Supplied data:
^^^^
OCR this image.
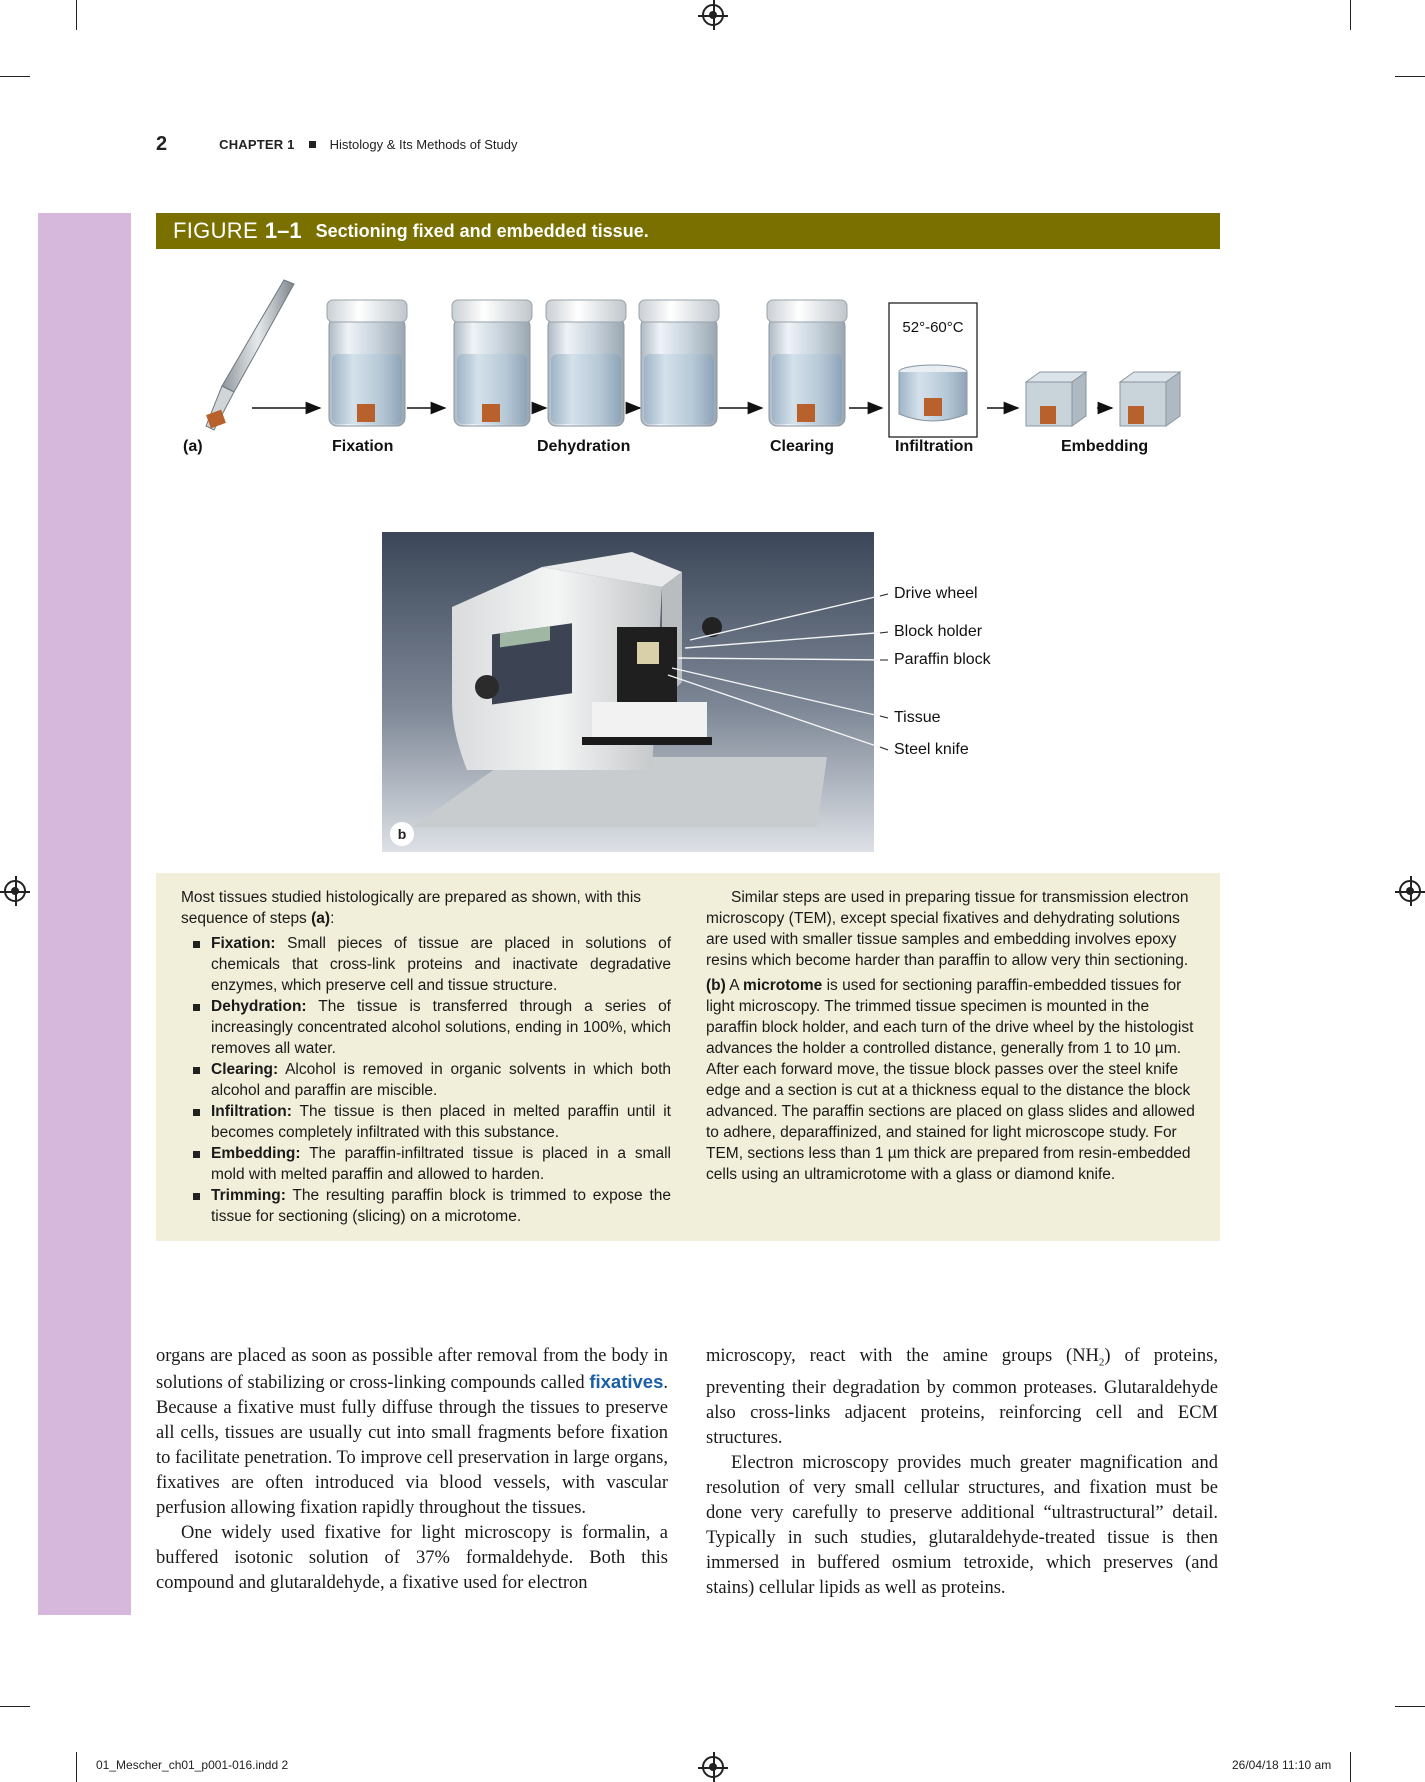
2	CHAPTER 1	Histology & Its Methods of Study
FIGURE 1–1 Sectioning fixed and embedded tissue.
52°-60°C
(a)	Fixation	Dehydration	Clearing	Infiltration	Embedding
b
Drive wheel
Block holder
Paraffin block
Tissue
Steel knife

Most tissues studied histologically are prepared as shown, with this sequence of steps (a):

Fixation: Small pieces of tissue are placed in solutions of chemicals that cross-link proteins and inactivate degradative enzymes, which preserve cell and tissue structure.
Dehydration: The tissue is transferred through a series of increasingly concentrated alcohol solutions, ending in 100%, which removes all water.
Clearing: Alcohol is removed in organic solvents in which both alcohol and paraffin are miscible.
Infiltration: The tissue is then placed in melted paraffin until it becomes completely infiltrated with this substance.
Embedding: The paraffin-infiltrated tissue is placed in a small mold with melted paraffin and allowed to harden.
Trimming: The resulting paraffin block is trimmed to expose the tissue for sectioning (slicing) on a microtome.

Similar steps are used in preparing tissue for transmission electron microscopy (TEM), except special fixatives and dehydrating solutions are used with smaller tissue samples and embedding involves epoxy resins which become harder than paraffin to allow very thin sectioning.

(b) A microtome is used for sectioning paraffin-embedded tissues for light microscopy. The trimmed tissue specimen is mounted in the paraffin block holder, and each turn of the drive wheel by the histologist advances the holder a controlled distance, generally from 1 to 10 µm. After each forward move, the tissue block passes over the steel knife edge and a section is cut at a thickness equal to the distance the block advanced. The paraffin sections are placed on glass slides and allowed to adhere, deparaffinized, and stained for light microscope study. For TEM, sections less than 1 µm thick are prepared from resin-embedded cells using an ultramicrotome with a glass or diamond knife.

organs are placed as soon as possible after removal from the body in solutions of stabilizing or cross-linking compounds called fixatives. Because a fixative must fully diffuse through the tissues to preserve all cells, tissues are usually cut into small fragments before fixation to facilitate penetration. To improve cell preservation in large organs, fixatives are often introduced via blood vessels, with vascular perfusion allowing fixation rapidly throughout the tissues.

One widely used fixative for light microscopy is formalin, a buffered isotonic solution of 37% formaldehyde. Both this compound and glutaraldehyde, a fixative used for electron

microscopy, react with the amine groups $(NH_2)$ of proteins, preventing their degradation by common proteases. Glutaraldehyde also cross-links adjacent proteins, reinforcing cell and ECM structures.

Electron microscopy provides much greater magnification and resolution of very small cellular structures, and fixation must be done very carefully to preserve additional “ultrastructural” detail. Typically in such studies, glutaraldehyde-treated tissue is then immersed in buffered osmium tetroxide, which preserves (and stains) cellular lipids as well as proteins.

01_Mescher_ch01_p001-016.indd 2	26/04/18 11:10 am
^^^^
Your assignment: Print the listing again exactly, please. Keep the pictures out of it.

Output below:
OCR this image.
2	CHAPTER 1	Histology & Its Methods of Study
FIGURE 1–1 Sectioning fixed and embedded tissue.
52°-60°C
(a)	Fixation	Dehydration	Clearing	Infiltration	Embedding
b
Drive wheel
Block holder
Paraffin block
Tissue
Steel knife

Most tissues studied histologically are prepared as shown, with this sequence of steps (a):

Fixation: Small pieces of tissue are placed in solutions of chemicals that cross-link proteins and inactivate degradative enzymes, which preserve cell and tissue structure.
Dehydration: The tissue is transferred through a series of increasingly concentrated alcohol solutions, ending in 100%, which removes all water.
Clearing: Alcohol is removed in organic solvents in which both alcohol and paraffin are miscible.
Infiltration: The tissue is then placed in melted paraffin until it becomes completely infiltrated with this substance.
Embedding: The paraffin-infiltrated tissue is placed in a small mold with melted paraffin and allowed to harden.
Trimming: The resulting paraffin block is trimmed to expose the tissue for sectioning (slicing) on a microtome.

Similar steps are used in preparing tissue for transmission electron microscopy (TEM), except special fixatives and dehydrating solutions are used with smaller tissue samples and embedding involves epoxy resins which become harder than paraffin to allow very thin sectioning.

(b) A microtome is used for sectioning paraffin-embedded tissues for light microscopy. The trimmed tissue specimen is mounted in the paraffin block holder, and each turn of the drive wheel by the histologist advances the holder a controlled distance, generally from 1 to 10 µm. After each forward move, the tissue block passes over the steel knife edge and a section is cut at a thickness equal to the distance the block advanced. The paraffin sections are placed on glass slides and allowed to adhere, deparaffinized, and stained for light microscope study. For TEM, sections less than 1 µm thick are prepared from resin-embedded cells using an ultramicrotome with a glass or diamond knife.

organs are placed as soon as possible after removal from the body in solutions of stabilizing or cross-linking compounds called fixatives. Because a fixative must fully diffuse through the tissues to preserve all cells, tissues are usually cut into small fragments before fixation to facilitate penetration. To improve cell preservation in large organs, fixatives are often introduced via blood vessels, with vascular perfusion allowing fixation rapidly throughout the tissues.

One widely used fixative for light microscopy is formalin, a buffered isotonic solution of 37% formaldehyde. Both this compound and glutaraldehyde, a fixative used for electron

microscopy, react with the amine groups $(NH_2)$ of proteins, preventing their degradation by common proteases. Glutaraldehyde also cross-links adjacent proteins, reinforcing cell and ECM structures.

Electron microscopy provides much greater magnification and resolution of very small cellular structures, and fixation must be done very carefully to preserve additional “ultrastructural” detail. Typically in such studies, glutaraldehyde-treated tissue is then immersed in buffered osmium tetroxide, which preserves (and stains) cellular lipids as well as proteins.

01_Mescher_ch01_p001-016.indd 2	26/04/18 11:10 am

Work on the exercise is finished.